**DATA LINES**
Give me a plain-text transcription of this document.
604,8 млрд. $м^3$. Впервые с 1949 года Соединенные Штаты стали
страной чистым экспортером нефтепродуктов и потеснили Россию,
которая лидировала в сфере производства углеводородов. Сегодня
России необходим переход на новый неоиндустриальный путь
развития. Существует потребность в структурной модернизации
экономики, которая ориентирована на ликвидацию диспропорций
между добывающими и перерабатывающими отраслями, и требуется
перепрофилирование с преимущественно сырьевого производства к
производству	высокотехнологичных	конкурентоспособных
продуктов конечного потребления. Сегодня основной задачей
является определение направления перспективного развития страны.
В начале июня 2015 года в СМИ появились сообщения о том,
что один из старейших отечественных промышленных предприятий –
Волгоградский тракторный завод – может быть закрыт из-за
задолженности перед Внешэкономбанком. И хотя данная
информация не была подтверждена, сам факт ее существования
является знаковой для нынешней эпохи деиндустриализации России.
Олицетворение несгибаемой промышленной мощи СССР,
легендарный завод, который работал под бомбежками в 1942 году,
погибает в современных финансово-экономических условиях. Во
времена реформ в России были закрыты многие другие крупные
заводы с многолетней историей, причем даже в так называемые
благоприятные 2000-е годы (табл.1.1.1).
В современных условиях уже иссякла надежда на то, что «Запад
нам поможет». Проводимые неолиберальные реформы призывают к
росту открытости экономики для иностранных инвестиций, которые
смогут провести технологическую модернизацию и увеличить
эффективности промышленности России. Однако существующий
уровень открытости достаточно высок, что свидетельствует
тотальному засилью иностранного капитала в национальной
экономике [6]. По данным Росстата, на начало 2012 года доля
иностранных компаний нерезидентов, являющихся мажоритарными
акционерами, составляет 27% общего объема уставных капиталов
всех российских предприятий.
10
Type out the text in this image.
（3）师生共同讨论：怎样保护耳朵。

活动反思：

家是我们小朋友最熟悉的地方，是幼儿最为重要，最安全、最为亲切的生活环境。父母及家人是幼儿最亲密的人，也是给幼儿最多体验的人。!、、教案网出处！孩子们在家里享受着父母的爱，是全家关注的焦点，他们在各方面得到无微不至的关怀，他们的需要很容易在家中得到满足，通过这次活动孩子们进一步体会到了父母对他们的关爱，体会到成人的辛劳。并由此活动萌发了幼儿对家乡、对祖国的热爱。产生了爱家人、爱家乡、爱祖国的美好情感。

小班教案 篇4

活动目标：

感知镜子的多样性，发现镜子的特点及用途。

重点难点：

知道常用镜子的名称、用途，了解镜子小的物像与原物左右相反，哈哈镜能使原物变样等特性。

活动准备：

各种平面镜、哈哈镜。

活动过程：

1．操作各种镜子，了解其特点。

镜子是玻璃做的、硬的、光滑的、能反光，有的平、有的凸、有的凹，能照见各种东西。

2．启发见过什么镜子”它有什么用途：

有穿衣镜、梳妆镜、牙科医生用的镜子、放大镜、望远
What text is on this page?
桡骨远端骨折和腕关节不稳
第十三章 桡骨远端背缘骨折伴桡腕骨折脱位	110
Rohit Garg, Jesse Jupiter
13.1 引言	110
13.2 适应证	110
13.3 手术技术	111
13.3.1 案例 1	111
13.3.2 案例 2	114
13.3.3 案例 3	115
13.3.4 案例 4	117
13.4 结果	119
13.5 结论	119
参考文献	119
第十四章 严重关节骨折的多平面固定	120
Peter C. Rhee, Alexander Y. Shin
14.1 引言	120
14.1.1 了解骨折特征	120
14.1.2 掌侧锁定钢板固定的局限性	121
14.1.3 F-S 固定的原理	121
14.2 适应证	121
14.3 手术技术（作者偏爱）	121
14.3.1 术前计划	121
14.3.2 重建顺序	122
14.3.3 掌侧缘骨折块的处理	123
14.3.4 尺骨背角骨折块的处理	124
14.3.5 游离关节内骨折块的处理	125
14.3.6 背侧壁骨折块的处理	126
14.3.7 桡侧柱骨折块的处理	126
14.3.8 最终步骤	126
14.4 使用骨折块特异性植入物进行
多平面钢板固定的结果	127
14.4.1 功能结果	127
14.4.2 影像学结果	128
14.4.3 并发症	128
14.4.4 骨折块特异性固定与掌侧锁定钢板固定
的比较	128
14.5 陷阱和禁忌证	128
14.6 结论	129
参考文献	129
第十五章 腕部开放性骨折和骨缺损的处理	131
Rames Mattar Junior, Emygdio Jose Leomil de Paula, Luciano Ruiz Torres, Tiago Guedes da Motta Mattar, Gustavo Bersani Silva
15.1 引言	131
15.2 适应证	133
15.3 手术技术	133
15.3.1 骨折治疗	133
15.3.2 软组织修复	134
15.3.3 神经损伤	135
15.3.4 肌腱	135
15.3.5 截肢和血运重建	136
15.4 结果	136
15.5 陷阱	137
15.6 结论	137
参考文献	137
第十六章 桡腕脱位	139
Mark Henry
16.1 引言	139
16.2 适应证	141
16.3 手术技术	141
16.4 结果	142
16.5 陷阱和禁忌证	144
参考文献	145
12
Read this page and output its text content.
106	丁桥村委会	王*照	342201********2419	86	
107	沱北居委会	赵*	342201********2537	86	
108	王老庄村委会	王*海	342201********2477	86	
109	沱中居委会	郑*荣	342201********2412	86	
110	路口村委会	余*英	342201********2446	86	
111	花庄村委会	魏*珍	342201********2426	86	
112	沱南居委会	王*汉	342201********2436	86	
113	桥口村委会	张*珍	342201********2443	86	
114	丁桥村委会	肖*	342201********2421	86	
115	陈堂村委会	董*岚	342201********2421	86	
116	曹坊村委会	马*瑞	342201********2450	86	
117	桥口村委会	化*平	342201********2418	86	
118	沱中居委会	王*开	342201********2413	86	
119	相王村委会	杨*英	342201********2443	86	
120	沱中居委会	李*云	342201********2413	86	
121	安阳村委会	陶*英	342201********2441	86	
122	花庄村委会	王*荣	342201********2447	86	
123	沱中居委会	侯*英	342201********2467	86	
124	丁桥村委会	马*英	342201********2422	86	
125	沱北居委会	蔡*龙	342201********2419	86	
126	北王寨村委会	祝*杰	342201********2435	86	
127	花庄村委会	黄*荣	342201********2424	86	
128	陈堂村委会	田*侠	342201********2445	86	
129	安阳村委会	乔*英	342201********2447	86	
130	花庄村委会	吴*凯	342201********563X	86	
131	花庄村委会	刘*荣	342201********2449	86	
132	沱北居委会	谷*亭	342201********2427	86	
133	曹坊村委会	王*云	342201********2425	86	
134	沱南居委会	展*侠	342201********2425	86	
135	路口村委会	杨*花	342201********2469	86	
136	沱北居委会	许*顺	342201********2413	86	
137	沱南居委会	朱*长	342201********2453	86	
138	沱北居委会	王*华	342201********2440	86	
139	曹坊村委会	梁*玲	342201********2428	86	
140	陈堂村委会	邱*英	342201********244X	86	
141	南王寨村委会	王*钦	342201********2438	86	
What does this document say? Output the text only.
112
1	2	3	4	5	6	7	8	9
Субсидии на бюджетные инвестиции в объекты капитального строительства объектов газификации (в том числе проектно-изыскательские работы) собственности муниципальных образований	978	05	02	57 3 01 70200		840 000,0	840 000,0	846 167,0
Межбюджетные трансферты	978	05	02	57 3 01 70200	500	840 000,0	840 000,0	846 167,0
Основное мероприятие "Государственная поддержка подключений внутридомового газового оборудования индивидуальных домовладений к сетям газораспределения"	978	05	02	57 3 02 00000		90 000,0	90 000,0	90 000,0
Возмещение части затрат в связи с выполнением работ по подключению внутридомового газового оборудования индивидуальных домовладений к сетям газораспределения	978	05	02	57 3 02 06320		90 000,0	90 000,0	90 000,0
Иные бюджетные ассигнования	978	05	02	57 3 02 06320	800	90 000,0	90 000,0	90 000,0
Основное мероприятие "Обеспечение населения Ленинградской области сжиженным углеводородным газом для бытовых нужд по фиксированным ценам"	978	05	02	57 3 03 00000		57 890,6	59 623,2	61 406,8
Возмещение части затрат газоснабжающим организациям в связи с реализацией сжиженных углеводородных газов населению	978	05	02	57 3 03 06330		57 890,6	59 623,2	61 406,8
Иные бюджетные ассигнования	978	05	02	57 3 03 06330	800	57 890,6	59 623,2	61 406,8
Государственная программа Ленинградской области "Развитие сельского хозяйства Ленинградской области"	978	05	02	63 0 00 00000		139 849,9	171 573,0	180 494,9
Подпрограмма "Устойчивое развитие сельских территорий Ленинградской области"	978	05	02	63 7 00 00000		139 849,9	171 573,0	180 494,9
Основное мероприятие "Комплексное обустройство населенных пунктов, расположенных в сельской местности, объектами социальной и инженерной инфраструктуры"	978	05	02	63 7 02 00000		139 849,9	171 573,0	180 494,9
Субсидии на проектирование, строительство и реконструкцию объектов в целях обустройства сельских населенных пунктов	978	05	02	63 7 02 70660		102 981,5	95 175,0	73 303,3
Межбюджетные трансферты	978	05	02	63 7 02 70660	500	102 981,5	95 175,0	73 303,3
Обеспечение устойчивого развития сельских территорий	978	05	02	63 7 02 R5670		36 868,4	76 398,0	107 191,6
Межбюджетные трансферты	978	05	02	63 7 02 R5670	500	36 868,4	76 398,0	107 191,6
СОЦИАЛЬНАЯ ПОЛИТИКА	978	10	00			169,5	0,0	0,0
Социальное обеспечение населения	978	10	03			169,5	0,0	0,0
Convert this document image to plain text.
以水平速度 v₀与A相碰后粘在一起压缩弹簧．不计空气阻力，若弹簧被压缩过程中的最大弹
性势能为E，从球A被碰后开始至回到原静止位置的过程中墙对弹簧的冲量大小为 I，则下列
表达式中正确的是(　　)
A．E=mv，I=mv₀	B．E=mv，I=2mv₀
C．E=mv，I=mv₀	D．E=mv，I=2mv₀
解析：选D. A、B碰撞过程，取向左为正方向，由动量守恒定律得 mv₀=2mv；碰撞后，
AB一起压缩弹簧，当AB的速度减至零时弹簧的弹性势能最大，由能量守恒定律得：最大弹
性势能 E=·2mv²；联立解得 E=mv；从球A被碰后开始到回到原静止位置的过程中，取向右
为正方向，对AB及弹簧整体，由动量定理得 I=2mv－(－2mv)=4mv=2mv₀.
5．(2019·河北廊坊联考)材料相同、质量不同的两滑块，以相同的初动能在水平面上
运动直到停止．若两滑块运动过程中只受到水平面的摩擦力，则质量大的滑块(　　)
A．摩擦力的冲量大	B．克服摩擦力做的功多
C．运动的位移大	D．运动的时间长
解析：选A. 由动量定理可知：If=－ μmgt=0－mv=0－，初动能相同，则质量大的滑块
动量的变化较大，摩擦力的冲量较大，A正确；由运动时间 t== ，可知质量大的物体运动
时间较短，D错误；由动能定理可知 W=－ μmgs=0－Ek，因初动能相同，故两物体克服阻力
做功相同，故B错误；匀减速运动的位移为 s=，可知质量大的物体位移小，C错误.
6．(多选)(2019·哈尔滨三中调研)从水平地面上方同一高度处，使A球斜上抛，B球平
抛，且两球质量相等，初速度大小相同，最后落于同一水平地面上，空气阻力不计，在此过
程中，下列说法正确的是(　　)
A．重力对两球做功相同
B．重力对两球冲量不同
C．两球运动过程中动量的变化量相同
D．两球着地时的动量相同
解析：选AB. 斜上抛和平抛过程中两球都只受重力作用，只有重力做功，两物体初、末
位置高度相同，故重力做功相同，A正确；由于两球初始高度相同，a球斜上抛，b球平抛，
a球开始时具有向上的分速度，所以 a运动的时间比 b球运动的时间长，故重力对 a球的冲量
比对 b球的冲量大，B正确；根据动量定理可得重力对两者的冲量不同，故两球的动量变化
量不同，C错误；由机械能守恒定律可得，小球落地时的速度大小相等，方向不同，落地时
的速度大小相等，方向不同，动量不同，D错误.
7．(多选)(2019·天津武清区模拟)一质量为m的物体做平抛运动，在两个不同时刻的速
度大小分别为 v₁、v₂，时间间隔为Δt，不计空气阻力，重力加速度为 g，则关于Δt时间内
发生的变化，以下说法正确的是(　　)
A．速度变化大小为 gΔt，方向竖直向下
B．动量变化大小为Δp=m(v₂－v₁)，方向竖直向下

**REQUEST**
In the listing, find every line containing the word "предприятий" and list it.

**SOLUTION FOR THIS TASK**
что один из старейших отечественных промышленных предприятий –
всех российских предприятий.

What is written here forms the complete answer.